**To be done:** What follows is a listing; give it again exactly, in its entirety.

**Data for this exercise:**
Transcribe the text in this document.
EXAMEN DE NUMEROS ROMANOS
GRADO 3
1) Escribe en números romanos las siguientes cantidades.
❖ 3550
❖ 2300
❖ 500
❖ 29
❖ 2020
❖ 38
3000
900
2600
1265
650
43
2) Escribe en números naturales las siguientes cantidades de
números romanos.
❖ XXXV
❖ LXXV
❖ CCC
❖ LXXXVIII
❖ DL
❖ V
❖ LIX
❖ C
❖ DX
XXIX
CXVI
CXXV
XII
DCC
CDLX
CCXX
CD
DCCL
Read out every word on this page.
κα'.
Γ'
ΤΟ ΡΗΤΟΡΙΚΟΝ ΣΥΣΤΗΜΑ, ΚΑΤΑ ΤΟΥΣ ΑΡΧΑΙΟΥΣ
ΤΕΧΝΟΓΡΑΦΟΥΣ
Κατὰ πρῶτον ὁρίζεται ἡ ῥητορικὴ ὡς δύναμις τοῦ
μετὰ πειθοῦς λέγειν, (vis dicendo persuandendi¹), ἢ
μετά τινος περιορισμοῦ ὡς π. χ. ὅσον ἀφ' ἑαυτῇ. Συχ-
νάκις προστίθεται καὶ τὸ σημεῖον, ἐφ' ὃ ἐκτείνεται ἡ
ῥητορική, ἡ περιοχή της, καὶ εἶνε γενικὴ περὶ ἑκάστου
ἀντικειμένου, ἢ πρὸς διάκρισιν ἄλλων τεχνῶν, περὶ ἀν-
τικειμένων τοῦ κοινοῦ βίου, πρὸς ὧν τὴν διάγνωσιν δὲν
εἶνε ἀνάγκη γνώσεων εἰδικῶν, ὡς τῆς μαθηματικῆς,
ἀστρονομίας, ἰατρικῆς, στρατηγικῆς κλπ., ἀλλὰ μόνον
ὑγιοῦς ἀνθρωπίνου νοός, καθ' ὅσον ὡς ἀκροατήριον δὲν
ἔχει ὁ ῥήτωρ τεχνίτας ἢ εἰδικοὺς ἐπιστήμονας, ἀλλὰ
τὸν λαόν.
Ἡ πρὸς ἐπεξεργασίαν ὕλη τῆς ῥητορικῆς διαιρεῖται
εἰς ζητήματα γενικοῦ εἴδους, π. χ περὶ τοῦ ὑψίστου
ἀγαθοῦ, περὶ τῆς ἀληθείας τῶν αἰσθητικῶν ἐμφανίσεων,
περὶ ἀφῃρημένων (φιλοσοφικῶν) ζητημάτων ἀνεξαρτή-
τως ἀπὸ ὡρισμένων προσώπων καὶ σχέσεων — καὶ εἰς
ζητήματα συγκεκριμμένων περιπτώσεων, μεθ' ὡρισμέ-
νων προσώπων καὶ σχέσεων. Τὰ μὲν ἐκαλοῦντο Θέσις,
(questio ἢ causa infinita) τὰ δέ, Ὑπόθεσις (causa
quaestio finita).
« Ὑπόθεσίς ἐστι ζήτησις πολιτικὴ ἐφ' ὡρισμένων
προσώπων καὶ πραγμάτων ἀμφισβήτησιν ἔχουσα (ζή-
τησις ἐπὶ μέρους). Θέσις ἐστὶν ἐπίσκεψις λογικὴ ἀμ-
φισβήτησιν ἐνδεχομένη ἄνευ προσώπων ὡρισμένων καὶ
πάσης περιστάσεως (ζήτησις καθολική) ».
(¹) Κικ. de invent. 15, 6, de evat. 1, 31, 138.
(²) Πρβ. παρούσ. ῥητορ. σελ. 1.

**Exercise response:**
Transcribe the text in this document.
EXAMEN DE NUMEROS ROMANOS
GRADO 3
1) Escribe en números romanos las siguientes cantidades.
❖ 3550
❖ 2300
❖ 500
❖ 29
❖ 2020
❖ 38
3000
900
2600
1265
650
43
2) Escribe en números naturales las siguientes cantidades de
números romanos.
❖ XXXV
❖ LXXV
❖ CCC
❖ LXXXVIII
❖ DL
❖ V
❖ LIX
❖ C
❖ DX
XXIX
CXVI
CXXV
XII
DCC
CDLX
CCXX
CD
DCCL
Read out every word on this page.
κα'.
Γ'
ΤΟ ΡΗΤΟΡΙΚΟΝ ΣΥΣΤΗΜΑ, ΚΑΤΑ ΤΟΥΣ ΑΡΧΑΙΟΥΣ
ΤΕΧΝΟΓΡΑΦΟΥΣ
Κατὰ πρῶτον ὁρίζεται ἡ ῥητορικὴ ὡς δύναμις τοῦ
μετὰ πειθοῦς λέγειν, (vis dicendo persuandendi¹), ἢ
μετά τινος περιορισμοῦ ὡς π. χ. ὅσον ἀφ' ἑαυτῇ. Συχ-
νάκις προστίθεται καὶ τὸ σημεῖον, ἐφ' ὃ ἐκτείνεται ἡ
ῥητορική, ἡ περιοχή της, καὶ εἶνε γενικὴ περὶ ἑκάστου
ἀντικειμένου, ἢ πρὸς διάκρισιν ἄλλων τεχνῶν, περὶ ἀν-
τικειμένων τοῦ κοινοῦ βίου, πρὸς ὧν τὴν διάγνωσιν δὲν
εἶνε ἀνάγκη γνώσεων εἰδικῶν, ὡς τῆς μαθηματικῆς,
ἀστρονομίας, ἰατρικῆς, στρατηγικῆς κλπ., ἀλλὰ μόνον
ὑγιοῦς ἀνθρωπίνου νοός, καθ' ὅσον ὡς ἀκροατήριον δὲν
ἔχει ὁ ῥήτωρ τεχνίτας ἢ εἰδικοὺς ἐπιστήμονας, ἀλλὰ
τὸν λαόν.
Ἡ πρὸς ἐπεξεργασίαν ὕλη τῆς ῥητορικῆς διαιρεῖται
εἰς ζητήματα γενικοῦ εἴδους, π. χ περὶ τοῦ ὑψίστου
ἀγαθοῦ, περὶ τῆς ἀληθείας τῶν αἰσθητικῶν ἐμφανίσεων,
περὶ ἀφῃρημένων (φιλοσοφικῶν) ζητημάτων ἀνεξαρτή-
τως ἀπὸ ὡρισμένων προσώπων καὶ σχέσεων — καὶ εἰς
ζητήματα συγκεκριμμένων περιπτώσεων, μεθ' ὡρισμέ-
νων προσώπων καὶ σχέσεων. Τὰ μὲν ἐκαλοῦντο Θέσις,
(questio ἢ causa infinita) τὰ δέ, Ὑπόθεσις (causa
quaestio finita).
« Ὑπόθεσίς ἐστι ζήτησις πολιτικὴ ἐφ' ὡρισμένων
προσώπων καὶ πραγμάτων ἀμφισβήτησιν ἔχουσα (ζή-
τησις ἐπὶ μέρους). Θέσις ἐστὶν ἐπίσκεψις λογικὴ ἀμ-
φισβήτησιν ἐνδεχομένη ἄνευ προσώπων ὡρισμένων καὶ
πάσης περιστάσεως (ζήτησις καθολική) ».
(¹) Κικ. de invent. 15, 6, de evat. 1, 31, 138.
(²) Πρβ. παρούσ. ῥητορ. σελ. 1.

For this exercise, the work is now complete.